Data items
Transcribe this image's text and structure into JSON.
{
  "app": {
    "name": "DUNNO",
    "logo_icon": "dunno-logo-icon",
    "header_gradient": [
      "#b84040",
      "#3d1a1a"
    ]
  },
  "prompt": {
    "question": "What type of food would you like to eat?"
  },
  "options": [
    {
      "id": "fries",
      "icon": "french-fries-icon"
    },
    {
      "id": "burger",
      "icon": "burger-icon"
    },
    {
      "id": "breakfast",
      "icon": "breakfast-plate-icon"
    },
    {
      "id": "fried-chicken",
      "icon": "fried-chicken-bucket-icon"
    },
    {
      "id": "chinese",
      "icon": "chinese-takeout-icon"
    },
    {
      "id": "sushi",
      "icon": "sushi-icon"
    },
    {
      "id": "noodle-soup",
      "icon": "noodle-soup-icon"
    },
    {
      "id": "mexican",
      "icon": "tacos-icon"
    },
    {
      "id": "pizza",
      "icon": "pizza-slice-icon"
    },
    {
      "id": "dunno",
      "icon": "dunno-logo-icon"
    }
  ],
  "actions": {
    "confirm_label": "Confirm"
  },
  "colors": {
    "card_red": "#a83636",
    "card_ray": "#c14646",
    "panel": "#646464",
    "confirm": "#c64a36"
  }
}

▶ Exercise objective
Write the material out again word for word.

▶ Correct answer
Transcribe this image's text and structure into JSON.
{
  "app": {
    "name": "DUNNO",
    "logo_icon": "dunno-logo-icon",
    "header_gradient": [
      "#b84040",
      "#3d1a1a"
    ]
  },
  "prompt": {
    "question": "What type of food would you like to eat?"
  },
  "options": [
    {
      "id": "fries",
      "icon": "french-fries-icon"
    },
    {
      "id": "burger",
      "icon": "burger-icon"
    },
    {
      "id": "breakfast",
      "icon": "breakfast-plate-icon"
    },
    {
      "id": "fried-chicken",
      "icon": "fried-chicken-bucket-icon"
    },
    {
      "id": "chinese",
      "icon": "chinese-takeout-icon"
    },
    {
      "id": "sushi",
      "icon": "sushi-icon"
    },
    {
      "id": "noodle-soup",
      "icon": "noodle-soup-icon"
    },
    {
      "id": "mexican",
      "icon": "tacos-icon"
    },
    {
      "id": "pizza",
      "icon": "pizza-slice-icon"
    },
    {
      "id": "dunno",
      "icon": "dunno-logo-icon"
    }
  ],
  "actions": {
    "confirm_label": "Confirm"
  },
  "colors": {
    "card_red": "#a83636",
    "card_ray": "#c14646",
    "panel": "#646464",
    "confirm": "#c64a36"
  }
}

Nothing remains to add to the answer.